***** INFORMATION SHOWN
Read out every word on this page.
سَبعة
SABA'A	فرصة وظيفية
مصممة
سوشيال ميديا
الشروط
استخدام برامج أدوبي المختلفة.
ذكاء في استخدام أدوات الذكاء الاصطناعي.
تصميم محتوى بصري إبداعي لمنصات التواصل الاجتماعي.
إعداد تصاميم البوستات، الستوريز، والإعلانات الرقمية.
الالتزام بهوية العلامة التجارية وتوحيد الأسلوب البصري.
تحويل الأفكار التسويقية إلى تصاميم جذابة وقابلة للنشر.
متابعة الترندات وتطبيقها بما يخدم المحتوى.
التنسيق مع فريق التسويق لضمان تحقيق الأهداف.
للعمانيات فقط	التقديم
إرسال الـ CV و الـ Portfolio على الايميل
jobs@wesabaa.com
**********
***** INFORMATION SHOWN
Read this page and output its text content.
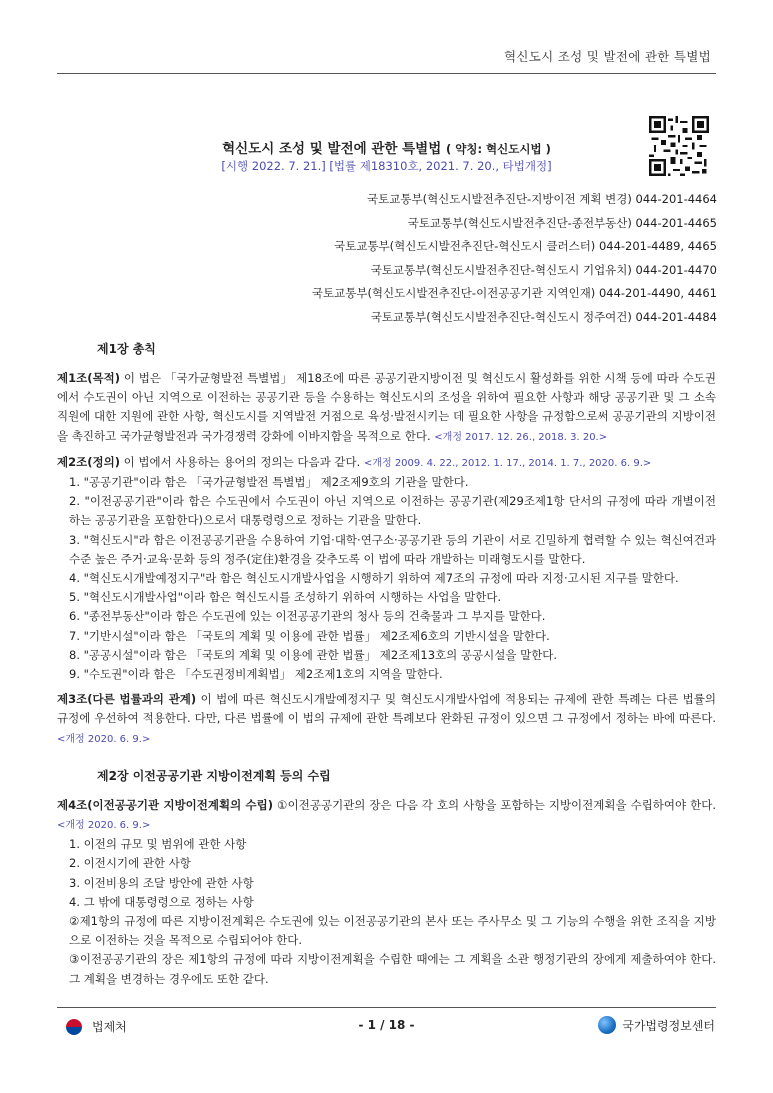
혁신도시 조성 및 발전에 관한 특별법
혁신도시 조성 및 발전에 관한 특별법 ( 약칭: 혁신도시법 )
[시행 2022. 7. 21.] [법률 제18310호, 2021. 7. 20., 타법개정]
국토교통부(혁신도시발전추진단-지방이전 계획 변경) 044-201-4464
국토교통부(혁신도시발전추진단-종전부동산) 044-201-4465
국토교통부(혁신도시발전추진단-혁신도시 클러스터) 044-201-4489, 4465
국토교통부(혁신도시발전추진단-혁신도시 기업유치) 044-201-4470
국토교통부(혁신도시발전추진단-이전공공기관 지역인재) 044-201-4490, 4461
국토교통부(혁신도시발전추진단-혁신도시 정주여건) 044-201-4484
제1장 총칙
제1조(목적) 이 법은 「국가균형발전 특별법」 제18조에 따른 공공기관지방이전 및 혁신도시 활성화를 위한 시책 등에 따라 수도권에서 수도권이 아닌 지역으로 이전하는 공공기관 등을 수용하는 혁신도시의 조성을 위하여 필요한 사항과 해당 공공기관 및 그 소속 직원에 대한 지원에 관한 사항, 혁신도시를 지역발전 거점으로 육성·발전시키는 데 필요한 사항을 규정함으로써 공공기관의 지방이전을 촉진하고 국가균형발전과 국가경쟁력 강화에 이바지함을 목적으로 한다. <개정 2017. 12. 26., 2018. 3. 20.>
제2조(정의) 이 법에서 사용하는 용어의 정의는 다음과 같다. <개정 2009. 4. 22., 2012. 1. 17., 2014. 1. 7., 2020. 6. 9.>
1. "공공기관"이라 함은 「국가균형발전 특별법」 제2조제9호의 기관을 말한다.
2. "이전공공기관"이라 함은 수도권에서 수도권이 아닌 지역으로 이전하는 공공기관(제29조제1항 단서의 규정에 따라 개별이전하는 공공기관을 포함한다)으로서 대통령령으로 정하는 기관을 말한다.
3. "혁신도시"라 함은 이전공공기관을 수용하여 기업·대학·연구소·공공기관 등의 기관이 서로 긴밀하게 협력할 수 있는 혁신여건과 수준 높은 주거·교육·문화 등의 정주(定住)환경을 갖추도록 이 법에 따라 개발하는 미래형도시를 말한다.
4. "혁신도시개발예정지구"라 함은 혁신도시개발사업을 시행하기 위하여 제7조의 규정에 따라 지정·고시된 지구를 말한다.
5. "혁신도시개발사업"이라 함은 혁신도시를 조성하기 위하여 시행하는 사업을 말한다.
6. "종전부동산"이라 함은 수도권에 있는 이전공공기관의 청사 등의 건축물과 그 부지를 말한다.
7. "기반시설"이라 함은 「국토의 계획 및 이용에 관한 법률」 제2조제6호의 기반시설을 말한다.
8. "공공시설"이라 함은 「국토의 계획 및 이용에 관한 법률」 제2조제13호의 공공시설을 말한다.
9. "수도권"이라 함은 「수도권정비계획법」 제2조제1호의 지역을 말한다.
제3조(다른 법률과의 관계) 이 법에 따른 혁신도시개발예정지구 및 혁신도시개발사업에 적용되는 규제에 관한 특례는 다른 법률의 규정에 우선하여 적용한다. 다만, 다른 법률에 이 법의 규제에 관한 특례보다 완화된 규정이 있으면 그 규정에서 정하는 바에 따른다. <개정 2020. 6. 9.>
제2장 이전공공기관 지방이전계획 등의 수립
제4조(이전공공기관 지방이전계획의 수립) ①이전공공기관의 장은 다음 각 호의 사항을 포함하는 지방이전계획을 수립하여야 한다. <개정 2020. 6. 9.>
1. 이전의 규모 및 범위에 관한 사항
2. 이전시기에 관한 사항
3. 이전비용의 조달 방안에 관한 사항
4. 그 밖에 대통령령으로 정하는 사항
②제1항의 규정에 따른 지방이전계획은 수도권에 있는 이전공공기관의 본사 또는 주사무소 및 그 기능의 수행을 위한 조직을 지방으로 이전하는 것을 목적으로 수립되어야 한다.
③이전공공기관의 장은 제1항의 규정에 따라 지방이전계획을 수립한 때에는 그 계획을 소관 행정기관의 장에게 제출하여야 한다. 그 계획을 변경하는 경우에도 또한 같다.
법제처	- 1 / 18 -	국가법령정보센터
**********
WHAT YOU HAVE TO DO:
List the lines of the entries that include "대통령령으로".

RIGHT ANSWER:
2. "이전공공기관"이라 함은 수도권에서 수도권이 아닌 지역으로 이전하는 공공기관(제29조제1항 단서의 규정에 따라 개별이전하는 공공기관을 포함한다)으로서 대통령령으로 정하는 기관을 말한다.
4. 그 밖에 대통령령으로 정하는 사항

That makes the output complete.